- [Written instruction]
Copy out every line exactly as given.

- [Saved data entries]

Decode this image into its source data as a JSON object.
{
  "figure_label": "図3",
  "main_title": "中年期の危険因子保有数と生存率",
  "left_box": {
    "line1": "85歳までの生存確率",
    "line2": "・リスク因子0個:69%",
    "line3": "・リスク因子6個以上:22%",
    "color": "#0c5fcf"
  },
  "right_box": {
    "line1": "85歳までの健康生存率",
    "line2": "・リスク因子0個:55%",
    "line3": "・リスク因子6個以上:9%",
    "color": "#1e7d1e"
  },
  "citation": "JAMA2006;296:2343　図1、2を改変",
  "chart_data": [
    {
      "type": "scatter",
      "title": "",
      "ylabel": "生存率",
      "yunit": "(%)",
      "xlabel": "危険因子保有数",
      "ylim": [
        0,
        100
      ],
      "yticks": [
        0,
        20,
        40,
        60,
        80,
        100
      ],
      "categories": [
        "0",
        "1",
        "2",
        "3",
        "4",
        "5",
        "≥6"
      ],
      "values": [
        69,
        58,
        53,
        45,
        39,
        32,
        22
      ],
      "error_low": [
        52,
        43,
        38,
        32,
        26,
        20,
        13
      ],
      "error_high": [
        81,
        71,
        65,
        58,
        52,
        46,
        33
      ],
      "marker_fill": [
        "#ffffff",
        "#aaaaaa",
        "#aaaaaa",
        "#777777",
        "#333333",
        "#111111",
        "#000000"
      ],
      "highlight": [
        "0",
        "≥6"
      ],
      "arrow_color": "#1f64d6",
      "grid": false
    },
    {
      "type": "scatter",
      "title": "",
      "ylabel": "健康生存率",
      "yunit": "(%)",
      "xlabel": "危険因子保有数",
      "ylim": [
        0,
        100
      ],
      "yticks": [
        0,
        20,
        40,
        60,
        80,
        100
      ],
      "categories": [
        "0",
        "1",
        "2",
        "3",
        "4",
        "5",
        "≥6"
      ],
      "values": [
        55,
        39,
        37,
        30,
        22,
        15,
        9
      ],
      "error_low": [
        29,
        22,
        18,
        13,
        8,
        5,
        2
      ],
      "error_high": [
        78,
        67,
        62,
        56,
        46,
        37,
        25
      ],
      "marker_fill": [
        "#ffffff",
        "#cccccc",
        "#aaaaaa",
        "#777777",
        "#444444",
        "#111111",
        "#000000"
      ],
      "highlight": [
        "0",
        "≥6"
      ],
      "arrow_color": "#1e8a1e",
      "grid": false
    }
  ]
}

- [Answer in full]
Decode this image into its source data as a JSON object.
{
  "figure_label": "図3",
  "main_title": "中年期の危険因子保有数と生存率",
  "left_box": {
    "line1": "85歳までの生存確率",
    "line2": "・リスク因子0個:69%",
    "line3": "・リスク因子6個以上:22%",
    "color": "#0c5fcf"
  },
  "right_box": {
    "line1": "85歳までの健康生存率",
    "line2": "・リスク因子0個:55%",
    "line3": "・リスク因子6個以上:9%",
    "color": "#1e7d1e"
  },
  "citation": "JAMA2006;296:2343　図1、2を改変",
  "chart_data": [
    {
      "type": "scatter",
      "title": "",
      "ylabel": "生存率",
      "yunit": "(%)",
      "xlabel": "危険因子保有数",
      "ylim": [
        0,
        100
      ],
      "yticks": [
        0,
        20,
        40,
        60,
        80,
        100
      ],
      "categories": [
        "0",
        "1",
        "2",
        "3",
        "4",
        "5",
        "≥6"
      ],
      "values": [
        69,
        58,
        53,
        45,
        39,
        32,
        22
      ],
      "error_low": [
        52,
        43,
        38,
        32,
        26,
        20,
        13
      ],
      "error_high": [
        81,
        71,
        65,
        58,
        52,
        46,
        33
      ],
      "marker_fill": [
        "#ffffff",
        "#aaaaaa",
        "#aaaaaa",
        "#777777",
        "#333333",
        "#111111",
        "#000000"
      ],
      "highlight": [
        "0",
        "≥6"
      ],
      "arrow_color": "#1f64d6",
      "grid": false
    },
    {
      "type": "scatter",
      "title": "",
      "ylabel": "健康生存率",
      "yunit": "(%)",
      "xlabel": "危険因子保有数",
      "ylim": [
        0,
        100
      ],
      "yticks": [
        0,
        20,
        40,
        60,
        80,
        100
      ],
      "categories": [
        "0",
        "1",
        "2",
        "3",
        "4",
        "5",
        "≥6"
      ],
      "values": [
        55,
        39,
        37,
        30,
        22,
        15,
        9
      ],
      "error_low": [
        29,
        22,
        18,
        13,
        8,
        5,
        2
      ],
      "error_high": [
        78,
        67,
        62,
        56,
        46,
        37,
        25
      ],
      "marker_fill": [
        "#ffffff",
        "#cccccc",
        "#aaaaaa",
        "#777777",
        "#444444",
        "#111111",
        "#000000"
      ],
      "highlight": [
        "0",
        "≥6"
      ],
      "arrow_color": "#1e8a1e",
      "grid": false
    }
  ]
}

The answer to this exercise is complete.